> [TASK DIRECTIONS]:
Transcribe the listing in full, excluding any pictures.

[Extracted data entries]

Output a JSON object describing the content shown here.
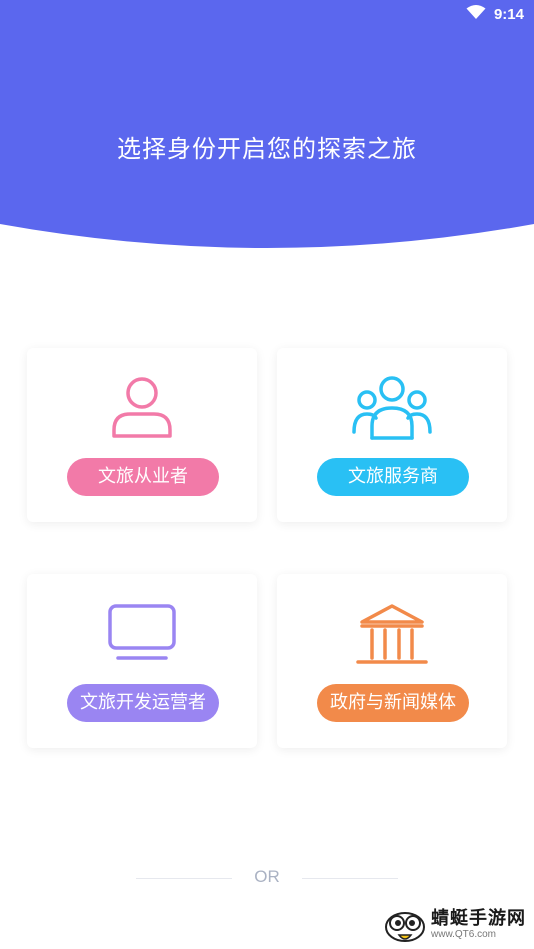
{
  "status_bar": {
    "time": "9:14",
    "wifi_icon": "wifi-icon"
  },
  "header": {
    "title": "选择身份开启您的探索之旅",
    "color": "#5b67ee"
  },
  "cards": [
    {
      "label": "文旅从业者",
      "icon": "person-icon",
      "color": "#f27aa8"
    },
    {
      "label": "文旅服务商",
      "icon": "group-icon",
      "color": "#29c0f4"
    },
    {
      "label": "文旅开发运营者",
      "icon": "monitor-icon",
      "color": "#9a85f2"
    },
    {
      "label": "政府与新闻媒体",
      "icon": "government-building-icon",
      "color": "#f28a4a"
    }
  ],
  "divider": {
    "text": "OR"
  },
  "watermark": {
    "name": "蜻蜓手游网",
    "url": "www.QT6.com"
  }
}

> [FINISHED EXERCISE]:
Output a JSON object describing the content shown here.
{
  "status_bar": {
    "time": "9:14",
    "wifi_icon": "wifi-icon"
  },
  "header": {
    "title": "选择身份开启您的探索之旅",
    "color": "#5b67ee"
  },
  "cards": [
    {
      "label": "文旅从业者",
      "icon": "person-icon",
      "color": "#f27aa8"
    },
    {
      "label": "文旅服务商",
      "icon": "group-icon",
      "color": "#29c0f4"
    },
    {
      "label": "文旅开发运营者",
      "icon": "monitor-icon",
      "color": "#9a85f2"
    },
    {
      "label": "政府与新闻媒体",
      "icon": "government-building-icon",
      "color": "#f28a4a"
    }
  ],
  "divider": {
    "text": "OR"
  },
  "watermark": {
    "name": "蜻蜓手游网",
    "url": "www.QT6.com"
  }
}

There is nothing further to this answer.